Pick out all lines of the entries that include the word "OFICINAS" and copy them.

RECORDS SUPPLIED —
# # # #

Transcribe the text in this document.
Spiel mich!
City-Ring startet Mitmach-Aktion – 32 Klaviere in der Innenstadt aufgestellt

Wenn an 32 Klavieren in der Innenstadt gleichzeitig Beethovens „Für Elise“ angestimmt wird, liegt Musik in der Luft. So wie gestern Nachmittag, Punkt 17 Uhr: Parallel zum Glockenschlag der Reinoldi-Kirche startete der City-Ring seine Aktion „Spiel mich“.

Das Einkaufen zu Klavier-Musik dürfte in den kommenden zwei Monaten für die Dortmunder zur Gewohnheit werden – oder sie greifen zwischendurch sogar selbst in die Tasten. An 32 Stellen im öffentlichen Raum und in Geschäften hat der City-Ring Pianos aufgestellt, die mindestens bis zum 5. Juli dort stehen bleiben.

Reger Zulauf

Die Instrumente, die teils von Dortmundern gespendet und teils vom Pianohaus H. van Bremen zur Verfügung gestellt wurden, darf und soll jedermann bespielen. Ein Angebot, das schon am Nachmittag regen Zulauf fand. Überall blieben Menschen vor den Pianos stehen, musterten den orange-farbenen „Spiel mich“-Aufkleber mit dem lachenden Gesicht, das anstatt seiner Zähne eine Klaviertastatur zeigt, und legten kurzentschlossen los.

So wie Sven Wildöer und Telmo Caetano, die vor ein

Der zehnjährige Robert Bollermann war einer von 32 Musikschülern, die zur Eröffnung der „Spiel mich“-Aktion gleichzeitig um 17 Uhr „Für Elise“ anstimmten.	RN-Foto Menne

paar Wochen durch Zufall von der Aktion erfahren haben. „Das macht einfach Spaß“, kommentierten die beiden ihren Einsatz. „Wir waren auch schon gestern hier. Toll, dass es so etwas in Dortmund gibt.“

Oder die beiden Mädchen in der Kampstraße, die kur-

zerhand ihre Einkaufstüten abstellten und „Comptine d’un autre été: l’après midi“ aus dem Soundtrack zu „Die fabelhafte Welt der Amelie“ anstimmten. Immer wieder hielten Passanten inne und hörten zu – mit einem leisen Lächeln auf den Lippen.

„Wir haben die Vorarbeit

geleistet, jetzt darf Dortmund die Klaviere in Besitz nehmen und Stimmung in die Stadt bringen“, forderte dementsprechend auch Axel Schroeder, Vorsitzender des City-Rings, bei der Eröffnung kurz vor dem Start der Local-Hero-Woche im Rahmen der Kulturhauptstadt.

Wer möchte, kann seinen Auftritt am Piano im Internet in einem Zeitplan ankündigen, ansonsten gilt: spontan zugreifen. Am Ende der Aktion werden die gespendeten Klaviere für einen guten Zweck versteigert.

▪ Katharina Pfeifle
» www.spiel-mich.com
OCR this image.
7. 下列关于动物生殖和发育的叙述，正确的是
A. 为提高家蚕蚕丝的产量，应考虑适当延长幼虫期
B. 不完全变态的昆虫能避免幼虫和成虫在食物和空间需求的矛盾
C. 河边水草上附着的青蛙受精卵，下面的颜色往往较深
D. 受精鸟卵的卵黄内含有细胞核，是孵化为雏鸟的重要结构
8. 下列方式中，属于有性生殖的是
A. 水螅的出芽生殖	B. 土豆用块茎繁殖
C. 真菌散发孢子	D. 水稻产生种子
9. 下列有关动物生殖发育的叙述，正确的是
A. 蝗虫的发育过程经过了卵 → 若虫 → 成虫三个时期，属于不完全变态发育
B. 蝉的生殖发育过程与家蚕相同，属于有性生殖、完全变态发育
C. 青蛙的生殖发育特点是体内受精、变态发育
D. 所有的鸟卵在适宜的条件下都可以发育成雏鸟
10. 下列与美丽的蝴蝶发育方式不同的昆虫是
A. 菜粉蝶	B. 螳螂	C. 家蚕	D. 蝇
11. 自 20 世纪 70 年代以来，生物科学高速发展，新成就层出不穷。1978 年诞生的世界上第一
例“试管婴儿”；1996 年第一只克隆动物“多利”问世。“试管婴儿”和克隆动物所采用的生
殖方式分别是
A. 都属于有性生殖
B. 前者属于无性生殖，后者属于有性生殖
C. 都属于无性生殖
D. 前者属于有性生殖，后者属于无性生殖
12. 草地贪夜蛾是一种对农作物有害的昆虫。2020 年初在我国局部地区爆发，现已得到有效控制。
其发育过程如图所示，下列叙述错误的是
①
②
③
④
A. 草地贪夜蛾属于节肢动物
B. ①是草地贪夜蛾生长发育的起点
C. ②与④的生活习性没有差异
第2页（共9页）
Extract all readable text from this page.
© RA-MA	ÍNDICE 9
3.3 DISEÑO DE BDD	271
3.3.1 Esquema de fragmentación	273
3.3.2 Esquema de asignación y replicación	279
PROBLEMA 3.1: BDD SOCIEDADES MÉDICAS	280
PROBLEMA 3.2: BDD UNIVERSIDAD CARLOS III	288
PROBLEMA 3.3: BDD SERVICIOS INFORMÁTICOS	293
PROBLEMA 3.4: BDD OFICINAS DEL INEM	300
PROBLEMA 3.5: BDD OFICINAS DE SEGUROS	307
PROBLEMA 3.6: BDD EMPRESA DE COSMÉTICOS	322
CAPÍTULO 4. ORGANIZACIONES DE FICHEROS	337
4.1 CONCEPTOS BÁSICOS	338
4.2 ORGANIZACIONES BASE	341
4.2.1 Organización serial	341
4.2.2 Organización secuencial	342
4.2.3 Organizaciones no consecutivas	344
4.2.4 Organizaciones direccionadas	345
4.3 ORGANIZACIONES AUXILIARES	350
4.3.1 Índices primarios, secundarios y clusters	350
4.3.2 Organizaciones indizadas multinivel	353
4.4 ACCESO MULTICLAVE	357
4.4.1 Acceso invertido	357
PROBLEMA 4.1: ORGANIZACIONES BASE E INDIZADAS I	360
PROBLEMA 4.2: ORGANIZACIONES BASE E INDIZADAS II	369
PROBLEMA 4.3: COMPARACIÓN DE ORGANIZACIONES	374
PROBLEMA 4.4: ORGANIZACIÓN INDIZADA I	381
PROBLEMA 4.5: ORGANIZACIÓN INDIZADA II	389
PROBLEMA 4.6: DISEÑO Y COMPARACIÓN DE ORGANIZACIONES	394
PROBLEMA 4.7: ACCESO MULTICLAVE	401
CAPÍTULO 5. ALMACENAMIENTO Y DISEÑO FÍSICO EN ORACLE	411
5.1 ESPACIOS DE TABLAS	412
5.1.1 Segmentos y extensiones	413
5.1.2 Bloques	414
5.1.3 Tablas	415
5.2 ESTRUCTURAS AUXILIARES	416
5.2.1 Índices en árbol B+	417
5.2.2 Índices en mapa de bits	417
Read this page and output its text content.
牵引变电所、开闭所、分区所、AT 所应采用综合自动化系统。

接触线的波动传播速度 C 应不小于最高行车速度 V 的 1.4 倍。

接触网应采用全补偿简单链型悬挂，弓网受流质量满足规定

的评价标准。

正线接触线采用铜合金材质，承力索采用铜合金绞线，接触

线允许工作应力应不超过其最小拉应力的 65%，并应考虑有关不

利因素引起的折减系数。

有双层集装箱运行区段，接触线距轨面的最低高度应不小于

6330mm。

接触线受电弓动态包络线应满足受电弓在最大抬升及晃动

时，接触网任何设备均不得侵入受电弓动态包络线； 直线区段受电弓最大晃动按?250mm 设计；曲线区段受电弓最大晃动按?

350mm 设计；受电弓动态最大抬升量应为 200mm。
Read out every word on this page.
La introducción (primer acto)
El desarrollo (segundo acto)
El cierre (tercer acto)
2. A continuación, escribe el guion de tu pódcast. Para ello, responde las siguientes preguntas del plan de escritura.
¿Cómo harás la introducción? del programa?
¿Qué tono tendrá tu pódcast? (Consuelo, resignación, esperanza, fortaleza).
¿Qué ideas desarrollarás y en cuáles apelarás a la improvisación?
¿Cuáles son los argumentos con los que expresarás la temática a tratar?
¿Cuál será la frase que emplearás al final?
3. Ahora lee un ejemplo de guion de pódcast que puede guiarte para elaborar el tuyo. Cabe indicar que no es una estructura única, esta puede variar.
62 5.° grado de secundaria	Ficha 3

# # # #

WRITTEN SOLUTION —
PROBLEMA 3.4: BDD OFICINAS DEL INEM	300
PROBLEMA 3.5: BDD OFICINAS DE SEGUROS	307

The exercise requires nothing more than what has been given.